Work out the number of lines in the records that include the word "期徒刑或者拘役"; reply with that number alone.
---- Dataset records
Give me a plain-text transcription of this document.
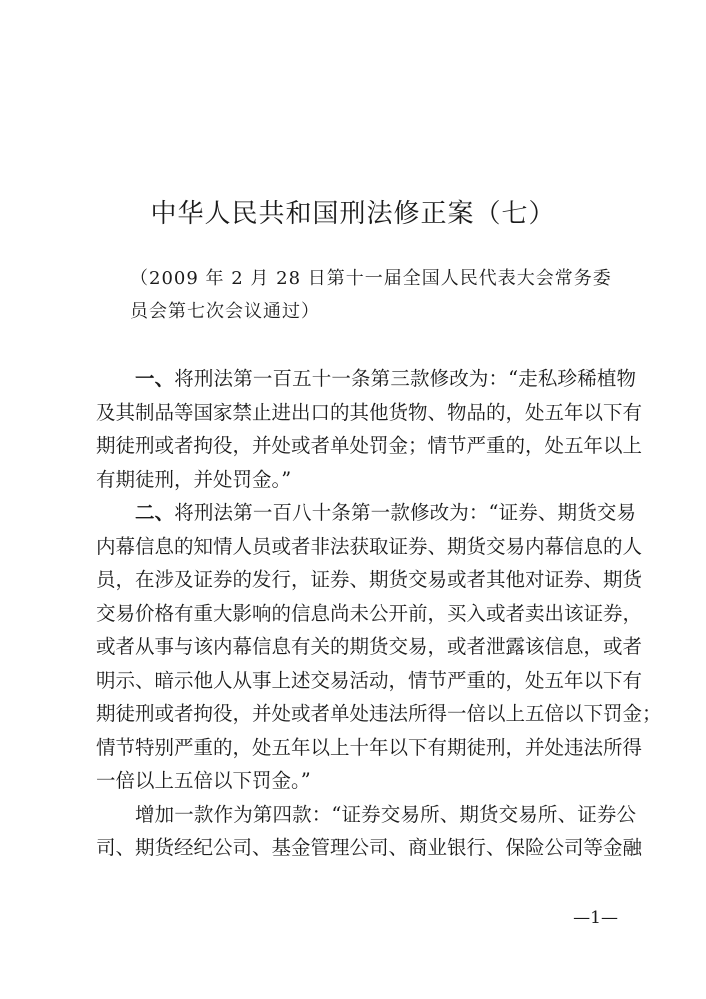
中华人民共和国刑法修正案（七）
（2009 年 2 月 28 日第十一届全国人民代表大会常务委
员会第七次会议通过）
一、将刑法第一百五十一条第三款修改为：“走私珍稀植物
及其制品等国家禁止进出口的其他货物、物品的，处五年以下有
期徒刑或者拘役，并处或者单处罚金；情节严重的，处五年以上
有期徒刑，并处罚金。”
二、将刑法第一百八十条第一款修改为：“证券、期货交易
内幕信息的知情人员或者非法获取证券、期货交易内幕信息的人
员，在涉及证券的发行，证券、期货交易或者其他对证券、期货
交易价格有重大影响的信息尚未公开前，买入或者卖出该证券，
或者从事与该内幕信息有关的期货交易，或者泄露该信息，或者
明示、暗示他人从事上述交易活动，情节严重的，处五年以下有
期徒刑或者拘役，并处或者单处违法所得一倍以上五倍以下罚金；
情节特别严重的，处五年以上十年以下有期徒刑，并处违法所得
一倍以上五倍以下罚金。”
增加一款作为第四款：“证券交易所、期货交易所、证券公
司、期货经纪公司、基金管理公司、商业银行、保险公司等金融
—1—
--------
Written answer
2